- Do this -
In this exercise, return the whole listing exactly, excluding any images.

- The data -
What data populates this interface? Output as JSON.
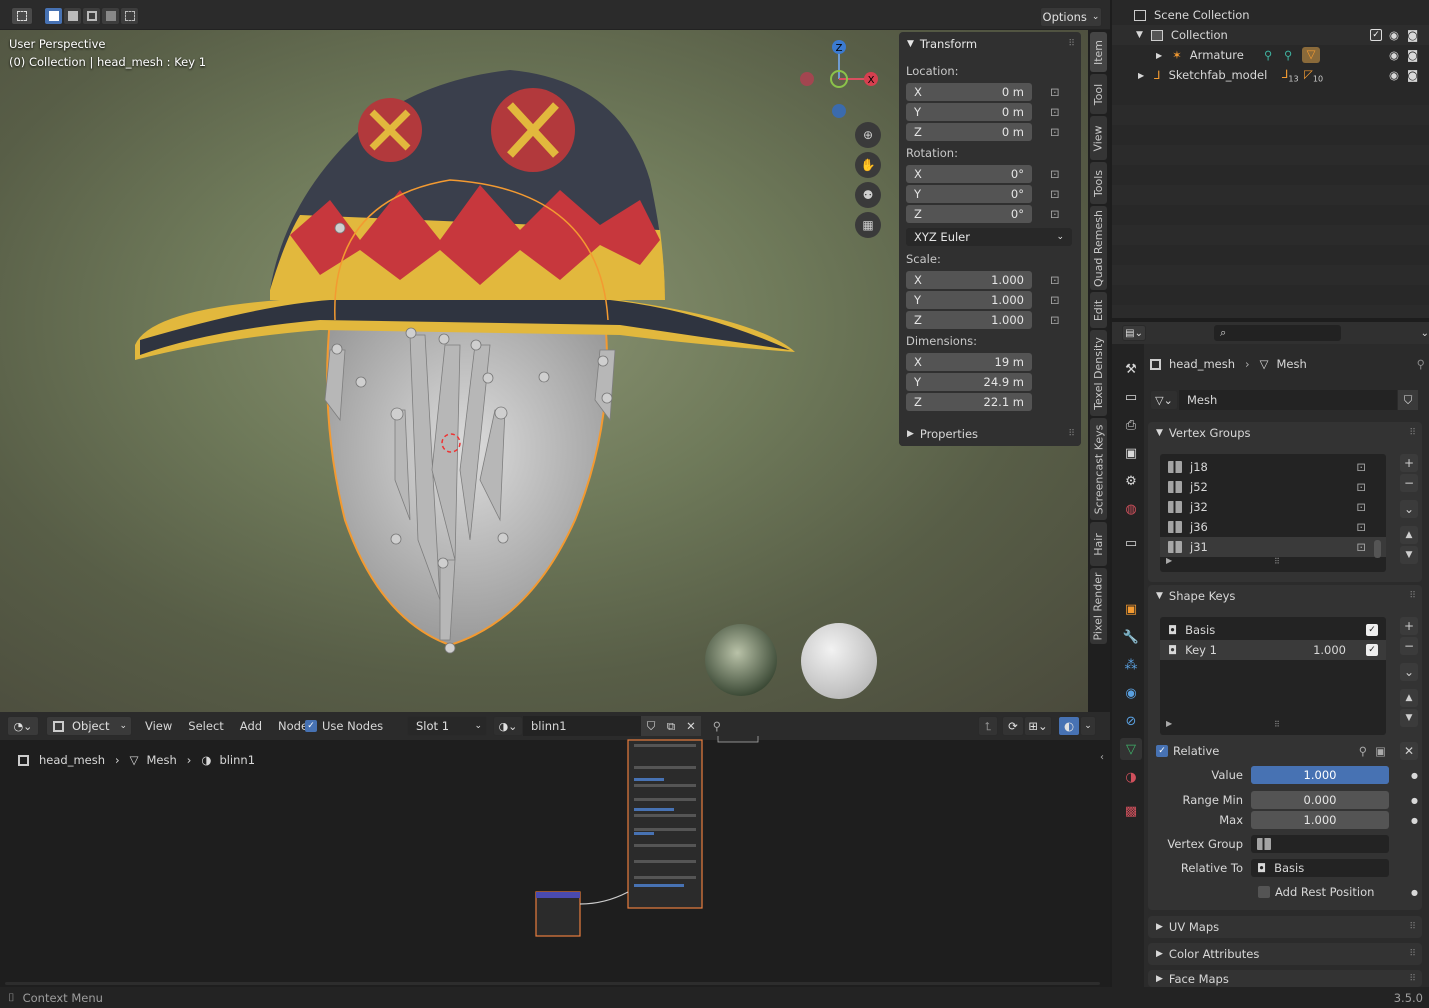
{
  "viewport": {
    "perspective_label": "User Perspective",
    "object_label": "(0) Collection | head_mesh : Key 1",
    "options_label": "Options",
    "gizmo": {
      "x": "X",
      "y": "Y",
      "z": "Z"
    }
  },
  "npanel": {
    "header": "Transform",
    "location_label": "Location:",
    "location": [
      {
        "axis": "X",
        "value": "0 m"
      },
      {
        "axis": "Y",
        "value": "0 m"
      },
      {
        "axis": "Z",
        "value": "0 m"
      }
    ],
    "rotation_label": "Rotation:",
    "rotation": [
      {
        "axis": "X",
        "value": "0°"
      },
      {
        "axis": "Y",
        "value": "0°"
      },
      {
        "axis": "Z",
        "value": "0°"
      }
    ],
    "rotation_mode": "XYZ Euler",
    "scale_label": "Scale:",
    "scale": [
      {
        "axis": "X",
        "value": "1.000"
      },
      {
        "axis": "Y",
        "value": "1.000"
      },
      {
        "axis": "Z",
        "value": "1.000"
      }
    ],
    "dimensions_label": "Dimensions:",
    "dimensions": [
      {
        "axis": "X",
        "value": "19 m"
      },
      {
        "axis": "Y",
        "value": "24.9 m"
      },
      {
        "axis": "Z",
        "value": "22.1 m"
      }
    ],
    "properties_label": "Properties"
  },
  "vtabs": [
    "Item",
    "Tool",
    "View",
    "Tools",
    "Quad Remesh",
    "Edit",
    "Texel Density",
    "Screencast Keys",
    "Hair",
    "Pixel Render"
  ],
  "outliner": {
    "scene_collection": "Scene Collection",
    "collection": "Collection",
    "items": [
      {
        "name": "Armature"
      },
      {
        "name": "Sketchfab_model",
        "badge1": "13",
        "badge2": "10"
      }
    ]
  },
  "properties": {
    "object_name": "head_mesh",
    "data_type": "Mesh",
    "mesh_name": "Mesh",
    "vertex_groups_label": "Vertex Groups",
    "vertex_groups": [
      "j18",
      "j52",
      "j32",
      "j36",
      "j31"
    ],
    "shape_keys_label": "Shape Keys",
    "shape_keys": [
      {
        "name": "Basis",
        "value": ""
      },
      {
        "name": "Key 1",
        "value": "1.000"
      }
    ],
    "relative_label": "Relative",
    "value_label": "Value",
    "value": "1.000",
    "value_fraction": 1.0,
    "range_min_label": "Range Min",
    "range_min": "0.000",
    "max_label": "Max",
    "max": "1.000",
    "vertex_group_label": "Vertex Group",
    "relative_to_label": "Relative To",
    "relative_to": "Basis",
    "add_rest_label": "Add Rest Position",
    "uv_maps_label": "UV Maps",
    "color_attr_label": "Color Attributes",
    "face_maps_label": "Face Maps"
  },
  "node_editor": {
    "mode": "Object",
    "menus": [
      "View",
      "Select",
      "Add",
      "Node"
    ],
    "use_nodes": "Use Nodes",
    "slot": "Slot 1",
    "material": "blinn1",
    "breadcrumb": [
      "head_mesh",
      "Mesh",
      "blinn1"
    ]
  },
  "status": {
    "left": "Context Menu",
    "version": "3.5.0"
  }
}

- Task solution -
What data populates this interface? Output as JSON.
{
  "viewport": {
    "perspective_label": "User Perspective",
    "object_label": "(0) Collection | head_mesh : Key 1",
    "options_label": "Options",
    "gizmo": {
      "x": "X",
      "y": "Y",
      "z": "Z"
    }
  },
  "npanel": {
    "header": "Transform",
    "location_label": "Location:",
    "location": [
      {
        "axis": "X",
        "value": "0 m"
      },
      {
        "axis": "Y",
        "value": "0 m"
      },
      {
        "axis": "Z",
        "value": "0 m"
      }
    ],
    "rotation_label": "Rotation:",
    "rotation": [
      {
        "axis": "X",
        "value": "0°"
      },
      {
        "axis": "Y",
        "value": "0°"
      },
      {
        "axis": "Z",
        "value": "0°"
      }
    ],
    "rotation_mode": "XYZ Euler",
    "scale_label": "Scale:",
    "scale": [
      {
        "axis": "X",
        "value": "1.000"
      },
      {
        "axis": "Y",
        "value": "1.000"
      },
      {
        "axis": "Z",
        "value": "1.000"
      }
    ],
    "dimensions_label": "Dimensions:",
    "dimensions": [
      {
        "axis": "X",
        "value": "19 m"
      },
      {
        "axis": "Y",
        "value": "24.9 m"
      },
      {
        "axis": "Z",
        "value": "22.1 m"
      }
    ],
    "properties_label": "Properties"
  },
  "vtabs": [
    "Item",
    "Tool",
    "View",
    "Tools",
    "Quad Remesh",
    "Edit",
    "Texel Density",
    "Screencast Keys",
    "Hair",
    "Pixel Render"
  ],
  "outliner": {
    "scene_collection": "Scene Collection",
    "collection": "Collection",
    "items": [
      {
        "name": "Armature"
      },
      {
        "name": "Sketchfab_model",
        "badge1": "13",
        "badge2": "10"
      }
    ]
  },
  "properties": {
    "object_name": "head_mesh",
    "data_type": "Mesh",
    "mesh_name": "Mesh",
    "vertex_groups_label": "Vertex Groups",
    "vertex_groups": [
      "j18",
      "j52",
      "j32",
      "j36",
      "j31"
    ],
    "shape_keys_label": "Shape Keys",
    "shape_keys": [
      {
        "name": "Basis",
        "value": ""
      },
      {
        "name": "Key 1",
        "value": "1.000"
      }
    ],
    "relative_label": "Relative",
    "value_label": "Value",
    "value": "1.000",
    "value_fraction": 1.0,
    "range_min_label": "Range Min",
    "range_min": "0.000",
    "max_label": "Max",
    "max": "1.000",
    "vertex_group_label": "Vertex Group",
    "relative_to_label": "Relative To",
    "relative_to": "Basis",
    "add_rest_label": "Add Rest Position",
    "uv_maps_label": "UV Maps",
    "color_attr_label": "Color Attributes",
    "face_maps_label": "Face Maps"
  },
  "node_editor": {
    "mode": "Object",
    "menus": [
      "View",
      "Select",
      "Add",
      "Node"
    ],
    "use_nodes": "Use Nodes",
    "slot": "Slot 1",
    "material": "blinn1",
    "breadcrumb": [
      "head_mesh",
      "Mesh",
      "blinn1"
    ]
  },
  "status": {
    "left": "Context Menu",
    "version": "3.5.0"
  }
}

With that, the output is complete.